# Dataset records
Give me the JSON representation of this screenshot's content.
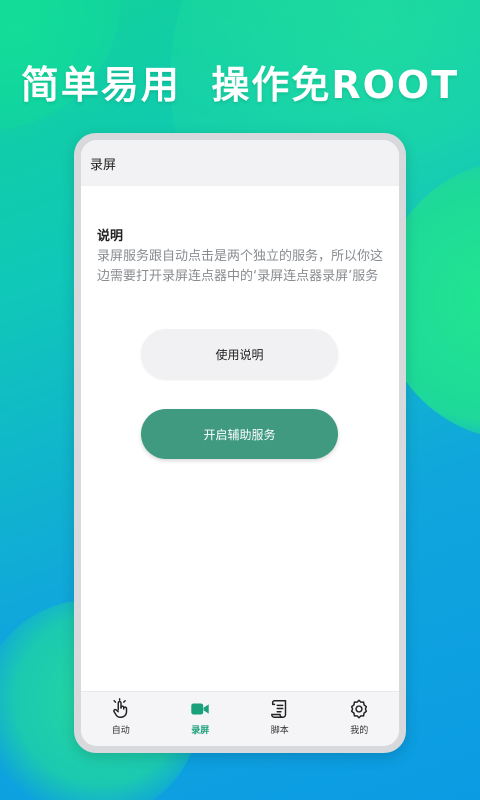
{
  "headline": "简单易用  操作免ROOT",
  "appbar": {
    "title": "录屏"
  },
  "info": {
    "title": "说明",
    "description": "录屏服务跟自动点击是两个独立的服务，所以你这边需要打开录屏连点器中的‘录屏连点器录屏’服务"
  },
  "buttons": {
    "guide_label": "使用说明",
    "service_label": "开启辅助服务"
  },
  "nav": {
    "items": [
      {
        "label": "自动",
        "icon": "hand-tap-icon"
      },
      {
        "label": "录屏",
        "icon": "video-camera-icon",
        "active": true
      },
      {
        "label": "脚本",
        "icon": "scroll-icon"
      },
      {
        "label": "我的",
        "icon": "gear-icon"
      }
    ]
  },
  "colors": {
    "accent": "#3f9a80",
    "active_nav": "#1aa07a",
    "background_start": "#12d19a",
    "background_end": "#0b9be3"
  }
}
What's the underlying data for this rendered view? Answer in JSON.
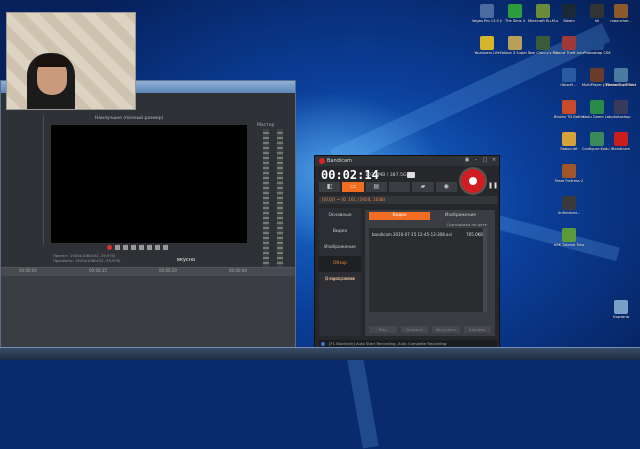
{
  "desktop": {
    "icons": [
      {
        "label": "Vegas Pro 13.0 (64-bit)",
        "color": "#4a6aa0"
      },
      {
        "label": "The Sims 4",
        "color": "#2c9c3c"
      },
      {
        "label": "Minecraft Ru-M.org",
        "color": "#6a8c3a"
      },
      {
        "label": "Steam",
        "color": "#1b2838"
      },
      {
        "label": "kil",
        "color": "#333333"
      },
      {
        "label": "mauncher...",
        "color": "#8a5a2a"
      },
      {
        "label": "Youtubers Life",
        "color": "#d7b52a"
      },
      {
        "label": "Fallout 3 Super Mutant...",
        "color": "#b7a15a"
      },
      {
        "label": "Tom Clancy's Rainbow Six",
        "color": "#3a5a3a"
      },
      {
        "label": "Grand Theft Auto San ...",
        "color": "#a03a3a"
      },
      {
        "label": "Photoshop CS6",
        "color": "#1e4a8a"
      },
      {
        "label": "Ubisoft ...",
        "color": "#2a5aa0"
      },
      {
        "label": "MultiPlayer [0.3a]",
        "color": "#6a3a2a"
      },
      {
        "label": "Grand Theft Auto San ...",
        "color": "#a04a2a"
      },
      {
        "label": "Photoshop Effects Pack",
        "color": "#4a7aa0"
      },
      {
        "label": "Bloons TD Battles",
        "color": "#c94a2a"
      },
      {
        "label": "Kodu Game Lab",
        "color": "#2a8a4a"
      },
      {
        "label": "photoshop",
        "color": "#3a3a5a"
      },
      {
        "label": "Robocraft",
        "color": "#d7a23a"
      },
      {
        "label": "Configure Kodu Ga...",
        "color": "#3a8a5a"
      },
      {
        "label": "Bandicam",
        "color": "#c81e1e"
      },
      {
        "label": "Team Fortress 2",
        "color": "#a0552a"
      },
      {
        "label": "Unfinished...",
        "color": "#3a3a3a"
      },
      {
        "label": "APK Tutorial Tutorial",
        "color": "#5a9a3a"
      },
      {
        "label": "Корзина",
        "color": "#7aa0c8"
      }
    ]
  },
  "editor": {
    "toolbar_text": "Наилучшее (полный размер)",
    "master_label": "Мастер",
    "info_line1": "Проект:  1920x1080x32, 29,970i",
    "info_line2": "Просмотр:  1920x1080x32, 29,970i",
    "ruler": [
      "00:00:00",
      "00:00:15",
      "00:00:29",
      "00:00:44"
    ],
    "watermark": "вкусно"
  },
  "bandicam": {
    "title": "Bandicam",
    "timer": "00:02:14",
    "size": "103.4MB / 387.5GB",
    "target": "[(0,0)] ~ (0, 16), (1920, 1038)",
    "nav": [
      "Основные",
      "Видео",
      "Изображение",
      "Обзор результатов",
      "О программе"
    ],
    "active_nav": "Обзор результатов",
    "tabs": [
      "Видео",
      "Изображение"
    ],
    "sort": "Сортировка по дате",
    "file_name": "bandicam 2016-07-15 12-45-13-308.avi",
    "file_size": "765.0KB",
    "actions": [
      "Play",
      "Открыть",
      "Загрузить",
      "Удалить"
    ],
    "status": "[F1 Blacklink] Auto Start Recording, Auto Complete Recording"
  },
  "colors": {
    "accent": "#f26d21",
    "record": "#d11c22"
  }
}
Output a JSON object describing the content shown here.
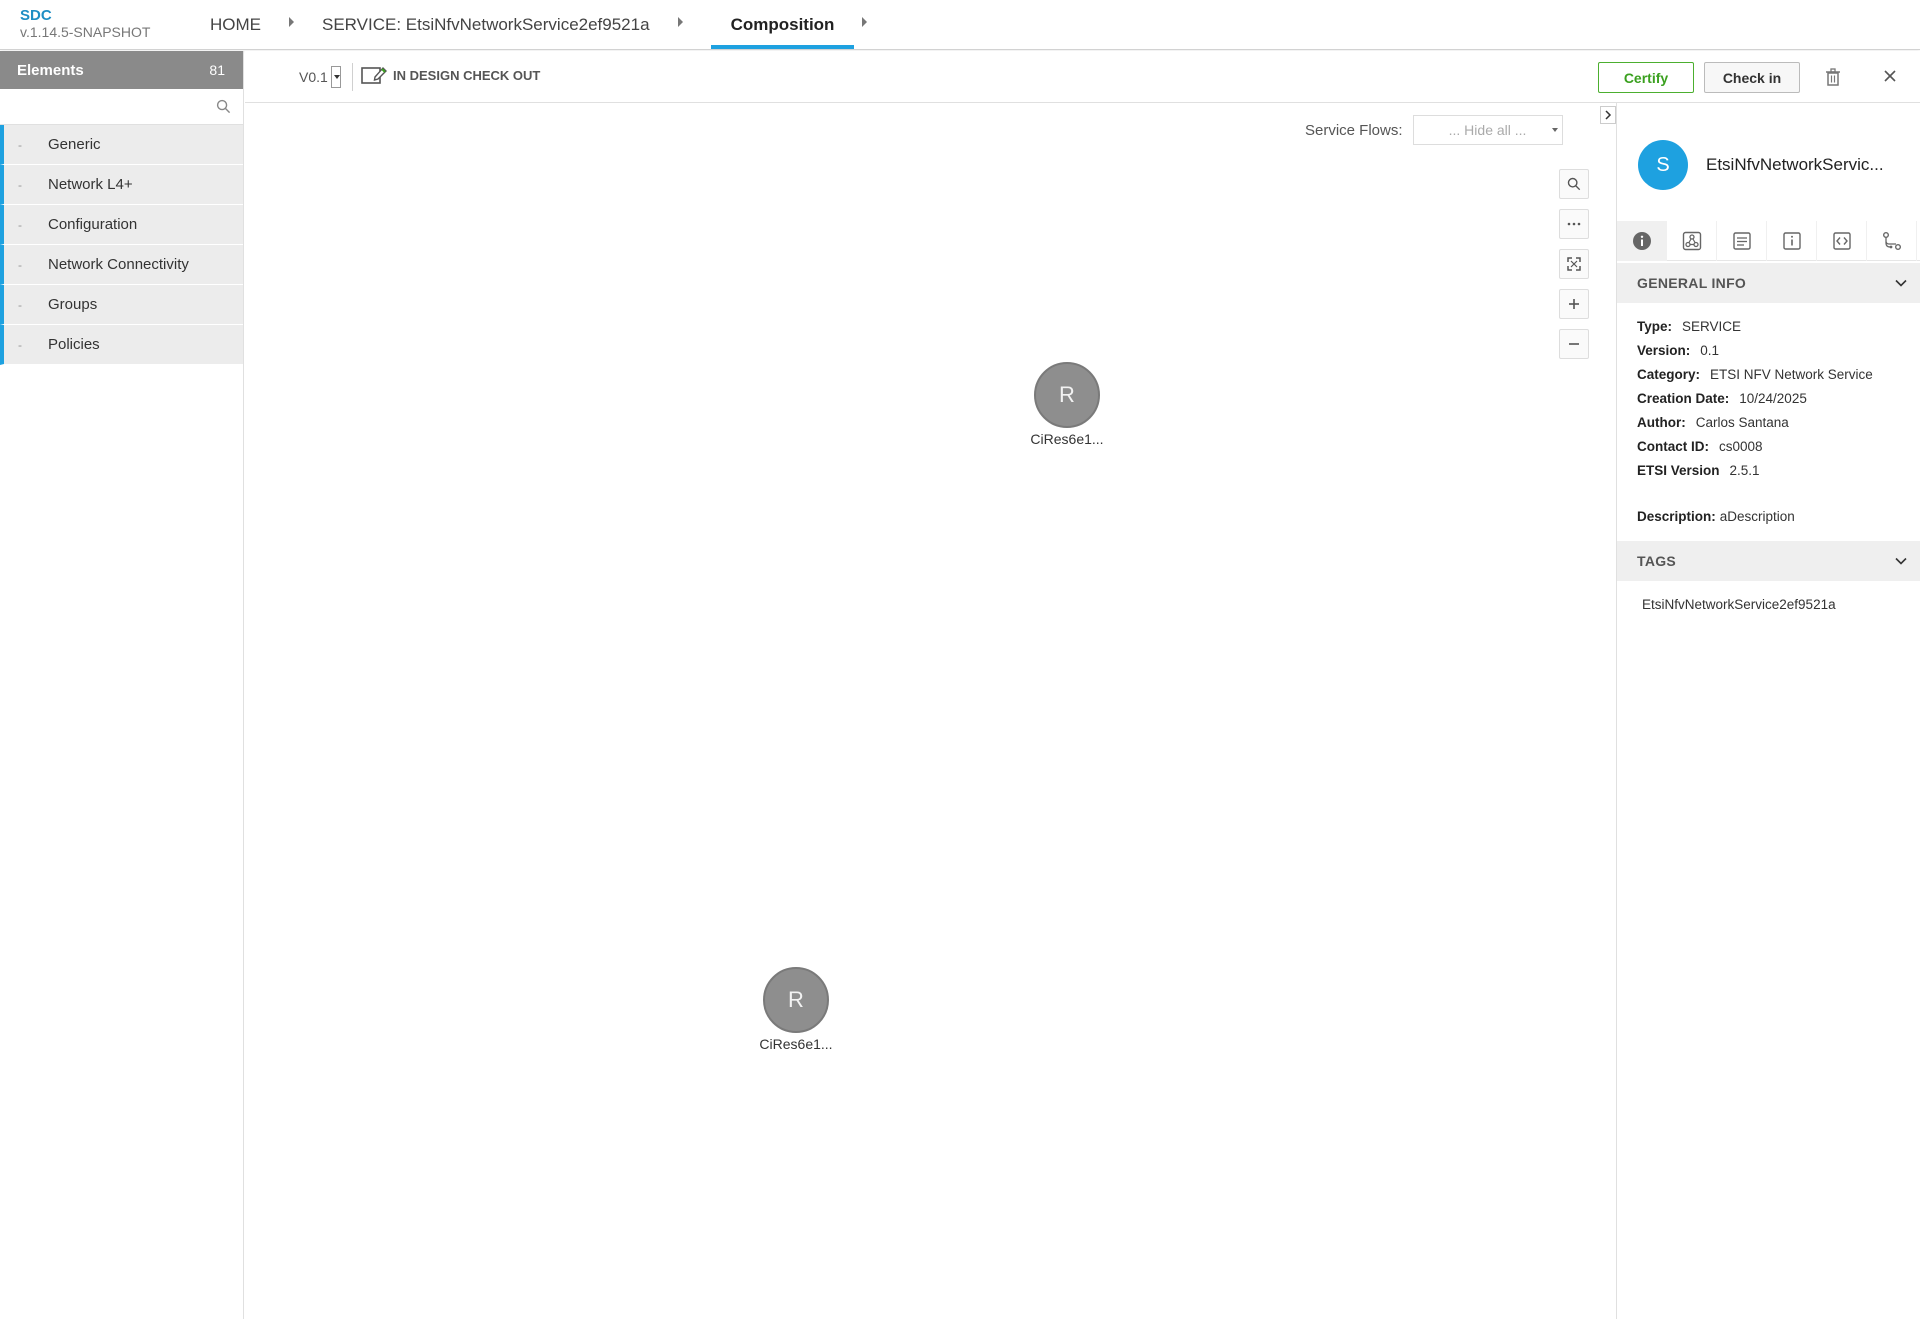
{
  "app": {
    "name": "SDC",
    "version": "v.1.14.5-SNAPSHOT"
  },
  "breadcrumbs": [
    {
      "label": "HOME"
    },
    {
      "label": "SERVICE: EtsiNfvNetworkService2ef9521a"
    },
    {
      "label": "Composition"
    }
  ],
  "palette": {
    "title": "Elements",
    "count": "81",
    "search_placeholder": "",
    "groups": [
      {
        "dash": "-",
        "label": "Generic"
      },
      {
        "dash": "-",
        "label": "Network L4+"
      },
      {
        "dash": "-",
        "label": "Configuration"
      },
      {
        "dash": "-",
        "label": "Network Connectivity"
      },
      {
        "dash": "-",
        "label": "Groups"
      },
      {
        "dash": "-",
        "label": "Policies"
      }
    ]
  },
  "toolbar": {
    "version": "V0.1",
    "status": "IN DESIGN CHECK OUT",
    "certify_label": "Certify",
    "checkin_label": "Check in",
    "accent_green": "#3aa01f"
  },
  "canvas": {
    "service_flows_label": "Service Flows:",
    "service_flows_value": "... Hide all ...",
    "zoom_controls": [
      "search-icon",
      "more-icon",
      "fit-icon",
      "zoom-in-icon",
      "zoom-out-icon"
    ],
    "nodes": [
      {
        "initial": "R",
        "label": "CiRes6e1..."
      },
      {
        "initial": "R",
        "label": "CiRes6e1..."
      }
    ]
  },
  "panel": {
    "avatar_initial": "S",
    "title": "EtsiNfvNetworkServic...",
    "accent_color": "#1ea1e0",
    "tabs": [
      "info-icon",
      "composition-icon",
      "notes-icon",
      "properties-icon",
      "code-icon",
      "paths-icon"
    ],
    "general_info": {
      "title": "GENERAL INFO",
      "rows": [
        {
          "label": "Type:",
          "value": "SERVICE"
        },
        {
          "label": "Version:",
          "value": "0.1"
        },
        {
          "label": "Category:",
          "value": "ETSI NFV Network Service"
        },
        {
          "label": "Creation Date:",
          "value": "10/24/2025"
        },
        {
          "label": "Author:",
          "value": "Carlos Santana"
        },
        {
          "label": "Contact ID:",
          "value": "cs0008"
        },
        {
          "label": "ETSI Version",
          "value": "2.5.1"
        }
      ],
      "description_label": "Description:",
      "description_value": "aDescription"
    },
    "tags": {
      "title": "TAGS",
      "items": [
        "EtsiNfvNetworkService2ef9521a"
      ]
    }
  }
}
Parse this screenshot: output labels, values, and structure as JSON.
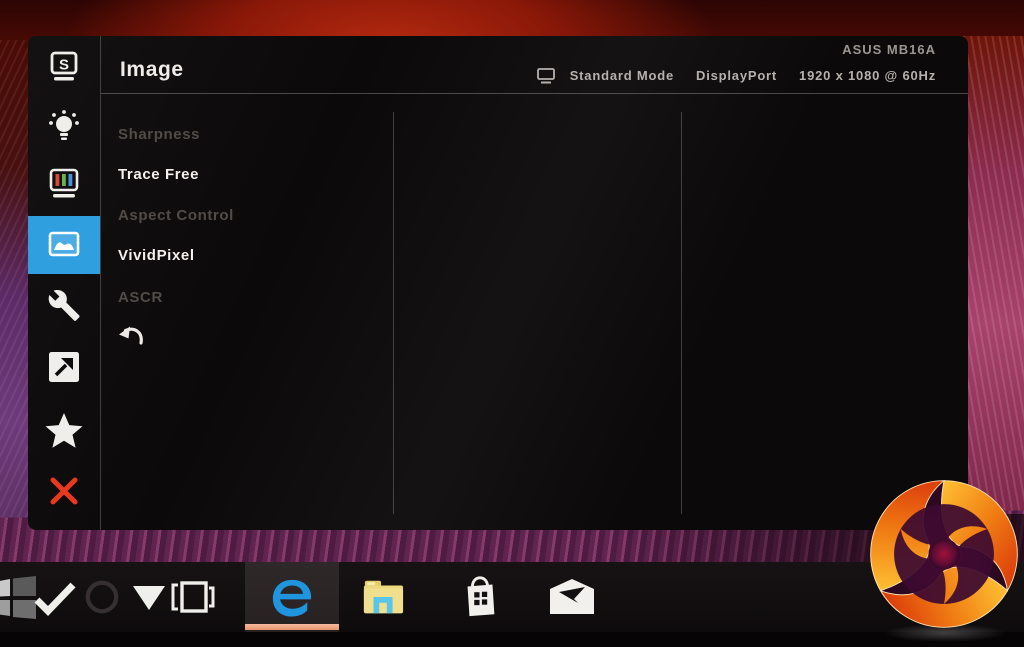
{
  "monitor": {
    "brand_label": "ASUS MB16A",
    "header": {
      "title": "Image",
      "mode": "Standard Mode",
      "input": "DisplayPort",
      "signal": "1920 x 1080 @ 60Hz"
    },
    "menu": [
      {
        "label": "Sharpness",
        "enabled": false
      },
      {
        "label": "Trace Free",
        "enabled": true
      },
      {
        "label": "Aspect Control",
        "enabled": false
      },
      {
        "label": "VividPixel",
        "enabled": true
      },
      {
        "label": "ASCR",
        "enabled": false
      }
    ],
    "sidebar_icons": [
      "splendid",
      "blue-light-filter",
      "color",
      "image",
      "system-setup",
      "shortcut",
      "my-favorite",
      "close"
    ],
    "active_sidebar_item": "image"
  },
  "taskbar": {
    "items": [
      "start",
      "ink-check",
      "cortana-circle",
      "hide-icons-triangle",
      "tablet-mode",
      "edge",
      "file-explorer",
      "store",
      "mail"
    ],
    "active_item": "edge"
  },
  "colors": {
    "active_highlight": "#2f9fe0",
    "close_red": "#e8391d",
    "edge_blue": "#2095dd",
    "edge_underline": "#eda183",
    "folder_yellow": "#ecd97c",
    "folder_tray_blue": "#57c6ea",
    "bar_red": "#d84838",
    "bar_green": "#63b64f",
    "bar_blue": "#4a90dd"
  }
}
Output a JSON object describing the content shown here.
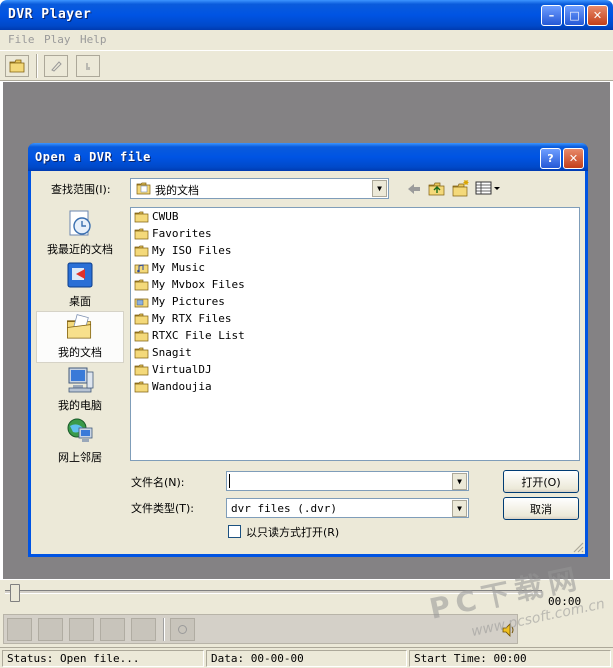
{
  "window": {
    "title": "DVR Player",
    "min_glyph": "–",
    "max_glyph": "□",
    "close_glyph": "✕"
  },
  "menu": {
    "file": "File",
    "play": "Play",
    "help": "Help"
  },
  "dialog": {
    "title": "Open a DVR file",
    "help_glyph": "?",
    "close_glyph": "✕",
    "look_in_label": "查找范围(I):",
    "look_in_value": "我的文档",
    "places": [
      {
        "label": "我最近的文档",
        "icon": "recent-documents-icon"
      },
      {
        "label": "桌面",
        "icon": "desktop-icon"
      },
      {
        "label": "我的文档",
        "icon": "my-documents-icon",
        "selected": true
      },
      {
        "label": "我的电脑",
        "icon": "my-computer-icon"
      },
      {
        "label": "网上邻居",
        "icon": "network-places-icon"
      }
    ],
    "files": [
      "CWUB",
      "Favorites",
      "My ISO Files",
      "My Music",
      "My Mvbox Files",
      "My Pictures",
      "My RTX Files",
      "RTXC File List",
      "Snagit",
      "VirtualDJ",
      "Wandoujia"
    ],
    "filename_label": "文件名(N):",
    "filename_value": "",
    "filetype_label": "文件类型(T):",
    "filetype_value": "dvr files (.dvr)",
    "readonly_label": "以只读方式打开(R)",
    "open_button": "打开(O)",
    "cancel_button": "取消"
  },
  "player": {
    "time": "00:00",
    "progress": 0
  },
  "status": {
    "status": "Status: Open file...",
    "data": "Data: 00-00-00",
    "start_time": "Start Time: 00:00"
  },
  "watermark": {
    "main": "PC下载网",
    "sub": "www.pcsoft.com.cn"
  }
}
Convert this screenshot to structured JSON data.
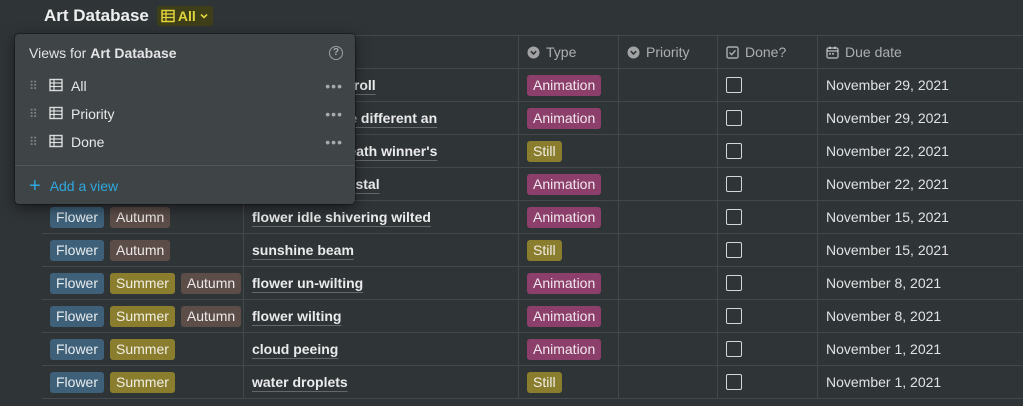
{
  "db_title": "Art Database",
  "current_view": "All",
  "columns": {
    "type": "Type",
    "priority": "Priority",
    "done": "Done?",
    "due": "Due date"
  },
  "rows": [
    {
      "tags": [],
      "name": "…stion from scroll",
      "type": "Animation",
      "due": "November 29, 2021"
    },
    {
      "tags": [],
      "name": "…tforms for the different an",
      "type": "Animation",
      "due": "November 29, 2021"
    },
    {
      "tags": [],
      "name": "…n honey beneath winner's",
      "type": "Still",
      "due": "November 22, 2021"
    },
    {
      "tags": [],
      "name": "…ance on pedestal",
      "type": "Animation",
      "due": "November 22, 2021"
    },
    {
      "tags": [
        "Flower",
        "Autumn"
      ],
      "name": "flower idle shivering wilted",
      "type": "Animation",
      "due": "November 15, 2021"
    },
    {
      "tags": [
        "Flower",
        "Autumn"
      ],
      "name": "sunshine beam",
      "type": "Still",
      "due": "November 15, 2021"
    },
    {
      "tags": [
        "Flower",
        "Summer",
        "Autumn"
      ],
      "name": "flower un-wilting",
      "type": "Animation",
      "due": "November 8, 2021"
    },
    {
      "tags": [
        "Flower",
        "Summer",
        "Autumn"
      ],
      "name": "flower wilting",
      "type": "Animation",
      "due": "November 8, 2021"
    },
    {
      "tags": [
        "Flower",
        "Summer"
      ],
      "name": "cloud peeing",
      "type": "Animation",
      "due": "November 1, 2021"
    },
    {
      "tags": [
        "Flower",
        "Summer"
      ],
      "name": "water droplets",
      "type": "Still",
      "due": "November 1, 2021"
    }
  ],
  "tag_colors": {
    "Flower": "#3e6079",
    "Summer": "#8a7d2e",
    "Autumn": "#5c4d48",
    "Animation": "#8c3f6b",
    "Still": "#8a7d2e"
  },
  "views_menu": {
    "header_prefix": "Views for",
    "header_db": "Art Database",
    "items": [
      "All",
      "Priority",
      "Done"
    ],
    "add_label": "Add a view"
  }
}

# The exercise
Report every line in the data above in which the word "documents" appears.

# Finished task
        "icon": "recent-documents-icon"
        "icon": "my-documents-icon",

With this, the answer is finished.